_To do_. Your task is to reproduce the entries below word for word.

_Exercise materials_.
+ + + + +

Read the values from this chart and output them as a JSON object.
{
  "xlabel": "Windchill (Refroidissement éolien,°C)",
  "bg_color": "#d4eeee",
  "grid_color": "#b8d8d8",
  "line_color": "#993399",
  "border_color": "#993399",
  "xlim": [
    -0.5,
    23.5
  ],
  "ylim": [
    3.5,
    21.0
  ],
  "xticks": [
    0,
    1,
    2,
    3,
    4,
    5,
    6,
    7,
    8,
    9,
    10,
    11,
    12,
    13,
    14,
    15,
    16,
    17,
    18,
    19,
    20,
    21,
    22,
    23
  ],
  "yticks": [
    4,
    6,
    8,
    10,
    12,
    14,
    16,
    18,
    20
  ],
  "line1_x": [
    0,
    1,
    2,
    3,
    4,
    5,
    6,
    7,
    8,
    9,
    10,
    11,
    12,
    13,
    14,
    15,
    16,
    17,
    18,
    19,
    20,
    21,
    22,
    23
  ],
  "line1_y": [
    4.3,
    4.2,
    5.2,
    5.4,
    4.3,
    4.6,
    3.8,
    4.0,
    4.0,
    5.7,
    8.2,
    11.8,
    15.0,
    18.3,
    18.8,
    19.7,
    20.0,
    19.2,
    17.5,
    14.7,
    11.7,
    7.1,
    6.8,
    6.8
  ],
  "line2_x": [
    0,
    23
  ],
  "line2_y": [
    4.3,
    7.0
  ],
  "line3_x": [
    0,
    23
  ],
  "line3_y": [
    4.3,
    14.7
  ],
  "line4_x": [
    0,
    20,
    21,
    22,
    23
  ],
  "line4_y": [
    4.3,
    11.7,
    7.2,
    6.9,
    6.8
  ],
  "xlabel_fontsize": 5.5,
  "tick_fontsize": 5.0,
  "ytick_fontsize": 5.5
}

+ + + + +

_Finished task_.
Read the values from this chart and output them as a JSON object.
{
  "xlabel": "Windchill (Refroidissement éolien,°C)",
  "bg_color": "#d4eeee",
  "grid_color": "#b8d8d8",
  "line_color": "#993399",
  "border_color": "#993399",
  "xlim": [
    -0.5,
    23.5
  ],
  "ylim": [
    3.5,
    21.0
  ],
  "xticks": [
    0,
    1,
    2,
    3,
    4,
    5,
    6,
    7,
    8,
    9,
    10,
    11,
    12,
    13,
    14,
    15,
    16,
    17,
    18,
    19,
    20,
    21,
    22,
    23
  ],
  "yticks": [
    4,
    6,
    8,
    10,
    12,
    14,
    16,
    18,
    20
  ],
  "line1_x": [
    0,
    1,
    2,
    3,
    4,
    5,
    6,
    7,
    8,
    9,
    10,
    11,
    12,
    13,
    14,
    15,
    16,
    17,
    18,
    19,
    20,
    21,
    22,
    23
  ],
  "line1_y": [
    4.3,
    4.2,
    5.2,
    5.4,
    4.3,
    4.6,
    3.8,
    4.0,
    4.0,
    5.7,
    8.2,
    11.8,
    15.0,
    18.3,
    18.8,
    19.7,
    20.0,
    19.2,
    17.5,
    14.7,
    11.7,
    7.1,
    6.8,
    6.8
  ],
  "line2_x": [
    0,
    23
  ],
  "line2_y": [
    4.3,
    7.0
  ],
  "line3_x": [
    0,
    23
  ],
  "line3_y": [
    4.3,
    14.7
  ],
  "line4_x": [
    0,
    20,
    21,
    22,
    23
  ],
  "line4_y": [
    4.3,
    11.7,
    7.2,
    6.9,
    6.8
  ],
  "xlabel_fontsize": 5.5,
  "tick_fontsize": 5.0,
  "ytick_fontsize": 5.5
}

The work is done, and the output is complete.